◆ **DATA RECORDS**
________________

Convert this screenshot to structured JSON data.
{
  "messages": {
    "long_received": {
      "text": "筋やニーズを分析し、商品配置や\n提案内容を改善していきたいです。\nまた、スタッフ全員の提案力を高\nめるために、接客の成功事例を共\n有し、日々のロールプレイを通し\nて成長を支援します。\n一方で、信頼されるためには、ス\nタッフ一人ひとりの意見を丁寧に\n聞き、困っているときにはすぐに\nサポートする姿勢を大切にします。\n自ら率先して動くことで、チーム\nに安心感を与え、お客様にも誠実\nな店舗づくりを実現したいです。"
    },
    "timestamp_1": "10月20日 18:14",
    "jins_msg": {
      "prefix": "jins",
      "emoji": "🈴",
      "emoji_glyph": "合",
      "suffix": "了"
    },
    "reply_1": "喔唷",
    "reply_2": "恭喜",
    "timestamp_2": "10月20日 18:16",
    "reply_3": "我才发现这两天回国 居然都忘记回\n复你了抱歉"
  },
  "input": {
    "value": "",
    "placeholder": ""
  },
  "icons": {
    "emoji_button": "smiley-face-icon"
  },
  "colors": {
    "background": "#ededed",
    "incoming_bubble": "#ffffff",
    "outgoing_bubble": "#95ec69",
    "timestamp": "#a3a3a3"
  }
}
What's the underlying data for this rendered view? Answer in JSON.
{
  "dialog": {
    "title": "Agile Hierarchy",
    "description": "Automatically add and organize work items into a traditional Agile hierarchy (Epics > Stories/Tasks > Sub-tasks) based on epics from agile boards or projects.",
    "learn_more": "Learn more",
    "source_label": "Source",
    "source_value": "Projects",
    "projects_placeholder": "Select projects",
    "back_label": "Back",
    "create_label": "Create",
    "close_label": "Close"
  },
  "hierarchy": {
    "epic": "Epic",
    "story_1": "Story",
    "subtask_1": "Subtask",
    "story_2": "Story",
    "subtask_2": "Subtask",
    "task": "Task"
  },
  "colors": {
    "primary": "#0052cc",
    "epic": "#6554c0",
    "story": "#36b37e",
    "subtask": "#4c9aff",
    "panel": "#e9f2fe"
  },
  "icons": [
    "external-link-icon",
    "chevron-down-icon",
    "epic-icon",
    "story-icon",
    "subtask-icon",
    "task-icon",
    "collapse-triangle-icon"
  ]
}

________________

◆ **WHAT THE TASK ASKS**
Beginning with the line that contains "What's the underlying", repeat every line through the end of the records and nothing more.

◆ **THE RESULT**
What's the underlying data for this rendered view? Answer in JSON.
{
  "dialog": {
    "title": "Agile Hierarchy",
    "description": "Automatically add and organize work items into a traditional Agile hierarchy (Epics > Stories/Tasks > Sub-tasks) based on epics from agile boards or projects.",
    "learn_more": "Learn more",
    "source_label": "Source",
    "source_value": "Projects",
    "projects_placeholder": "Select projects",
    "back_label": "Back",
    "create_label": "Create",
    "close_label": "Close"
  },
  "hierarchy": {
    "epic": "Epic",
    "story_1": "Story",
    "subtask_1": "Subtask",
    "story_2": "Story",
    "subtask_2": "Subtask",
    "task": "Task"
  },
  "colors": {
    "primary": "#0052cc",
    "epic": "#6554c0",
    "story": "#36b37e",
    "subtask": "#4c9aff",
    "panel": "#e9f2fe"
  },
  "icons": [
    "external-link-icon",
    "chevron-down-icon",
    "epic-icon",
    "story-icon",
    "subtask-icon",
    "task-icon",
    "collapse-triangle-icon"
  ]
}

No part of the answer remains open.